START RECORDED INFORMATION
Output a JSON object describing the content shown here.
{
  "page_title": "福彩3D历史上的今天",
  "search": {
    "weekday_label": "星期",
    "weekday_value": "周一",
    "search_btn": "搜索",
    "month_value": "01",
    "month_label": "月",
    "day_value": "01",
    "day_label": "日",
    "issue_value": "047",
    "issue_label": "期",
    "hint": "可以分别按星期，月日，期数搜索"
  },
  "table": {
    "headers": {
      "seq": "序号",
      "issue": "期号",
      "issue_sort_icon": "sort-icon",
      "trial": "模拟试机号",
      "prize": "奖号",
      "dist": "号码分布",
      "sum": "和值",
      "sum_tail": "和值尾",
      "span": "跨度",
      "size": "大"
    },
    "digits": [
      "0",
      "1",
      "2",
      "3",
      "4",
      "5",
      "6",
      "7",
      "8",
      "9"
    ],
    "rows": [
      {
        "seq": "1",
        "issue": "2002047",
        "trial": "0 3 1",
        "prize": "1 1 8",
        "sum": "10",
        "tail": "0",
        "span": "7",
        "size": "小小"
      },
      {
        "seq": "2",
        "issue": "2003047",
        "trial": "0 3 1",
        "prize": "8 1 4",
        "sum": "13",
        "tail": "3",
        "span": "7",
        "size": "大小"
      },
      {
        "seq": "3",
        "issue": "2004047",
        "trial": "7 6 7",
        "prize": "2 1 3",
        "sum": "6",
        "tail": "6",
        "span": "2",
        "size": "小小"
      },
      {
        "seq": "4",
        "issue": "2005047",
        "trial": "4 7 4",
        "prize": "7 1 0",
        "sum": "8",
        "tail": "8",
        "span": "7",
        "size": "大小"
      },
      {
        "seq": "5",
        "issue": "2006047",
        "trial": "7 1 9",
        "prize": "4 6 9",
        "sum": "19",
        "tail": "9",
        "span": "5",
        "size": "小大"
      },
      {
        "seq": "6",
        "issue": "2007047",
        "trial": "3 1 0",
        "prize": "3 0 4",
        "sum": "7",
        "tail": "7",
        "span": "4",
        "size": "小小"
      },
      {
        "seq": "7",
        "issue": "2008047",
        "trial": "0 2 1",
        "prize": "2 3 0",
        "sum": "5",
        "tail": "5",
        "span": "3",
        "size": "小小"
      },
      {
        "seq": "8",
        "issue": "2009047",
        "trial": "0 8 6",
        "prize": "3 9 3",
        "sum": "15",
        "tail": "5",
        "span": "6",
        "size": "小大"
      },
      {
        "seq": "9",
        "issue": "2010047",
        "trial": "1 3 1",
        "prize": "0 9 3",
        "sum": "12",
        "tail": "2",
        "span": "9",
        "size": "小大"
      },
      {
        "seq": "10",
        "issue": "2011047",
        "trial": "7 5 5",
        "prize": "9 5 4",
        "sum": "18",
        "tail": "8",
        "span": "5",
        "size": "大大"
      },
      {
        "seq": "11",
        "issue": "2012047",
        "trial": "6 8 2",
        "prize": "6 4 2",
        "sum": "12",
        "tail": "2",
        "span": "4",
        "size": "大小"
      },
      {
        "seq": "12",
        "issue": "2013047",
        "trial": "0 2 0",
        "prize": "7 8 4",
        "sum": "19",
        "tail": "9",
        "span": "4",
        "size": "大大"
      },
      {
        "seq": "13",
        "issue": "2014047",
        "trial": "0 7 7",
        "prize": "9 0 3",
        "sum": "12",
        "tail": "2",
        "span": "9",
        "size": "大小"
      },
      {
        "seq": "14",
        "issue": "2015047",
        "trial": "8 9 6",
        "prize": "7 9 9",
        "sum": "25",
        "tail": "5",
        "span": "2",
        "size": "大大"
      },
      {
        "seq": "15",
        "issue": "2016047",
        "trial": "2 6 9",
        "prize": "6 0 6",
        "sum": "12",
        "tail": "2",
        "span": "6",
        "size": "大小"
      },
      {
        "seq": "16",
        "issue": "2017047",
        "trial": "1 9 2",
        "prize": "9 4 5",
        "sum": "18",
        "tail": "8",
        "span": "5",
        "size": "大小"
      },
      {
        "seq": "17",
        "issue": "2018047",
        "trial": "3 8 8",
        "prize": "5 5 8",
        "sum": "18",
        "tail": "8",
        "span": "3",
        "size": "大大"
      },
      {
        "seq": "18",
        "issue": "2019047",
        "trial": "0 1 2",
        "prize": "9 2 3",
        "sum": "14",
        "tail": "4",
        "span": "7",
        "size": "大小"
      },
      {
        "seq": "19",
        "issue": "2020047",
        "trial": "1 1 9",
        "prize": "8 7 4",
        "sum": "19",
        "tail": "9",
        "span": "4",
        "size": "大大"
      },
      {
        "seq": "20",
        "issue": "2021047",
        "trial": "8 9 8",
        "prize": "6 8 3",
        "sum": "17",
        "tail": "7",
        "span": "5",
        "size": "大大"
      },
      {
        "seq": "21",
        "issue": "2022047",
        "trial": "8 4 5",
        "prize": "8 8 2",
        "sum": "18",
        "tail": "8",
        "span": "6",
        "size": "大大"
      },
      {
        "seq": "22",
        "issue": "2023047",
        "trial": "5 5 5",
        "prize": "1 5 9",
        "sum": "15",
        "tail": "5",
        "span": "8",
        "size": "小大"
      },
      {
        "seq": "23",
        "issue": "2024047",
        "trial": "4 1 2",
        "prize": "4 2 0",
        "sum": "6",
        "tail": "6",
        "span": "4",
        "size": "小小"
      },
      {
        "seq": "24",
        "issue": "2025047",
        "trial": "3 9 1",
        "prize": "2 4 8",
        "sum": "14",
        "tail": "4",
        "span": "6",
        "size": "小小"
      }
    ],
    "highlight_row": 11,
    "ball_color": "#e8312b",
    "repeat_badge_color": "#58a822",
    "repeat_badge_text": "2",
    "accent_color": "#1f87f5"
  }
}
END RECORDED INFORMATION
■ PROBLEM TO SOLVE ■
Each record above should be output again exactly.

■ WORKED SOLUTION ■
Output a JSON object describing the content shown here.
{
  "page_title": "福彩3D历史上的今天",
  "search": {
    "weekday_label": "星期",
    "weekday_value": "周一",
    "search_btn": "搜索",
    "month_value": "01",
    "month_label": "月",
    "day_value": "01",
    "day_label": "日",
    "issue_value": "047",
    "issue_label": "期",
    "hint": "可以分别按星期，月日，期数搜索"
  },
  "table": {
    "headers": {
      "seq": "序号",
      "issue": "期号",
      "issue_sort_icon": "sort-icon",
      "trial": "模拟试机号",
      "prize": "奖号",
      "dist": "号码分布",
      "sum": "和值",
      "sum_tail": "和值尾",
      "span": "跨度",
      "size": "大"
    },
    "digits": [
      "0",
      "1",
      "2",
      "3",
      "4",
      "5",
      "6",
      "7",
      "8",
      "9"
    ],
    "rows": [
      {
        "seq": "1",
        "issue": "2002047",
        "trial": "0 3 1",
        "prize": "1 1 8",
        "sum": "10",
        "tail": "0",
        "span": "7",
        "size": "小小"
      },
      {
        "seq": "2",
        "issue": "2003047",
        "trial": "0 3 1",
        "prize": "8 1 4",
        "sum": "13",
        "tail": "3",
        "span": "7",
        "size": "大小"
      },
      {
        "seq": "3",
        "issue": "2004047",
        "trial": "7 6 7",
        "prize": "2 1 3",
        "sum": "6",
        "tail": "6",
        "span": "2",
        "size": "小小"
      },
      {
        "seq": "4",
        "issue": "2005047",
        "trial": "4 7 4",
        "prize": "7 1 0",
        "sum": "8",
        "tail": "8",
        "span": "7",
        "size": "大小"
      },
      {
        "seq": "5",
        "issue": "2006047",
        "trial": "7 1 9",
        "prize": "4 6 9",
        "sum": "19",
        "tail": "9",
        "span": "5",
        "size": "小大"
      },
      {
        "seq": "6",
        "issue": "2007047",
        "trial": "3 1 0",
        "prize": "3 0 4",
        "sum": "7",
        "tail": "7",
        "span": "4",
        "size": "小小"
      },
      {
        "seq": "7",
        "issue": "2008047",
        "trial": "0 2 1",
        "prize": "2 3 0",
        "sum": "5",
        "tail": "5",
        "span": "3",
        "size": "小小"
      },
      {
        "seq": "8",
        "issue": "2009047",
        "trial": "0 8 6",
        "prize": "3 9 3",
        "sum": "15",
        "tail": "5",
        "span": "6",
        "size": "小大"
      },
      {
        "seq": "9",
        "issue": "2010047",
        "trial": "1 3 1",
        "prize": "0 9 3",
        "sum": "12",
        "tail": "2",
        "span": "9",
        "size": "小大"
      },
      {
        "seq": "10",
        "issue": "2011047",
        "trial": "7 5 5",
        "prize": "9 5 4",
        "sum": "18",
        "tail": "8",
        "span": "5",
        "size": "大大"
      },
      {
        "seq": "11",
        "issue": "2012047",
        "trial": "6 8 2",
        "prize": "6 4 2",
        "sum": "12",
        "tail": "2",
        "span": "4",
        "size": "大小"
      },
      {
        "seq": "12",
        "issue": "2013047",
        "trial": "0 2 0",
        "prize": "7 8 4",
        "sum": "19",
        "tail": "9",
        "span": "4",
        "size": "大大"
      },
      {
        "seq": "13",
        "issue": "2014047",
        "trial": "0 7 7",
        "prize": "9 0 3",
        "sum": "12",
        "tail": "2",
        "span": "9",
        "size": "大小"
      },
      {
        "seq": "14",
        "issue": "2015047",
        "trial": "8 9 6",
        "prize": "7 9 9",
        "sum": "25",
        "tail": "5",
        "span": "2",
        "size": "大大"
      },
      {
        "seq": "15",
        "issue": "2016047",
        "trial": "2 6 9",
        "prize": "6 0 6",
        "sum": "12",
        "tail": "2",
        "span": "6",
        "size": "大小"
      },
      {
        "seq": "16",
        "issue": "2017047",
        "trial": "1 9 2",
        "prize": "9 4 5",
        "sum": "18",
        "tail": "8",
        "span": "5",
        "size": "大小"
      },
      {
        "seq": "17",
        "issue": "2018047",
        "trial": "3 8 8",
        "prize": "5 5 8",
        "sum": "18",
        "tail": "8",
        "span": "3",
        "size": "大大"
      },
      {
        "seq": "18",
        "issue": "2019047",
        "trial": "0 1 2",
        "prize": "9 2 3",
        "sum": "14",
        "tail": "4",
        "span": "7",
        "size": "大小"
      },
      {
        "seq": "19",
        "issue": "2020047",
        "trial": "1 1 9",
        "prize": "8 7 4",
        "sum": "19",
        "tail": "9",
        "span": "4",
        "size": "大大"
      },
      {
        "seq": "20",
        "issue": "2021047",
        "trial": "8 9 8",
        "prize": "6 8 3",
        "sum": "17",
        "tail": "7",
        "span": "5",
        "size": "大大"
      },
      {
        "seq": "21",
        "issue": "2022047",
        "trial": "8 4 5",
        "prize": "8 8 2",
        "sum": "18",
        "tail": "8",
        "span": "6",
        "size": "大大"
      },
      {
        "seq": "22",
        "issue": "2023047",
        "trial": "5 5 5",
        "prize": "1 5 9",
        "sum": "15",
        "tail": "5",
        "span": "8",
        "size": "小大"
      },
      {
        "seq": "23",
        "issue": "2024047",
        "trial": "4 1 2",
        "prize": "4 2 0",
        "sum": "6",
        "tail": "6",
        "span": "4",
        "size": "小小"
      },
      {
        "seq": "24",
        "issue": "2025047",
        "trial": "3 9 1",
        "prize": "2 4 8",
        "sum": "14",
        "tail": "4",
        "span": "6",
        "size": "小小"
      }
    ],
    "highlight_row": 11,
    "ball_color": "#e8312b",
    "repeat_badge_color": "#58a822",
    "repeat_badge_text": "2",
    "accent_color": "#1f87f5"
  }
}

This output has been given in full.